# [WHAT THE EXERCISE ASKS]
Print the whole listing exactly.
▽
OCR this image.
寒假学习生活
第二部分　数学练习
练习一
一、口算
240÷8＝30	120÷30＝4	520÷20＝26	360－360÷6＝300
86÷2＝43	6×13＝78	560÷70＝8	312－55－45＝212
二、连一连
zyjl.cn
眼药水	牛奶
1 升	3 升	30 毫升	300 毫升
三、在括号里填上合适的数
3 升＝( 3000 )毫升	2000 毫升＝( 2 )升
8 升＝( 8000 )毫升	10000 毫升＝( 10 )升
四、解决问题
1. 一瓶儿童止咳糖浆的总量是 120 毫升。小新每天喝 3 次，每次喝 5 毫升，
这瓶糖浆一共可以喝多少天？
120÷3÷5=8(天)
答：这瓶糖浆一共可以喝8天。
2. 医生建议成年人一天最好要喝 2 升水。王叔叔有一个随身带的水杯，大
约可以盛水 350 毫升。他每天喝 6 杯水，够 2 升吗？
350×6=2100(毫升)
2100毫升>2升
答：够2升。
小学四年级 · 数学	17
△
# [THE SOLUTION]
OCR this image.
寒假学习生活
第二部分　数学练习
练习一
一、口算
240÷8＝30	120÷30＝4	520÷20＝26	360－360÷6＝300
86÷2＝43	6×13＝78	560÷70＝8	312－55－45＝212
二、连一连
zyjl.cn
眼药水	牛奶
1 升	3 升	30 毫升	300 毫升
三、在括号里填上合适的数
3 升＝( 3000 )毫升	2000 毫升＝( 2 )升
8 升＝( 8000 )毫升	10000 毫升＝( 10 )升
四、解决问题
1. 一瓶儿童止咳糖浆的总量是 120 毫升。小新每天喝 3 次，每次喝 5 毫升，
这瓶糖浆一共可以喝多少天？
120÷3÷5=8(天)
答：这瓶糖浆一共可以喝8天。
2. 医生建议成年人一天最好要喝 2 升水。王叔叔有一个随身带的水杯，大
约可以盛水 350 毫升。他每天喝 6 杯水，够 2 升吗？
350×6=2100(毫升)
2100毫升>2升
答：够2升。
小学四年级 · 数学	17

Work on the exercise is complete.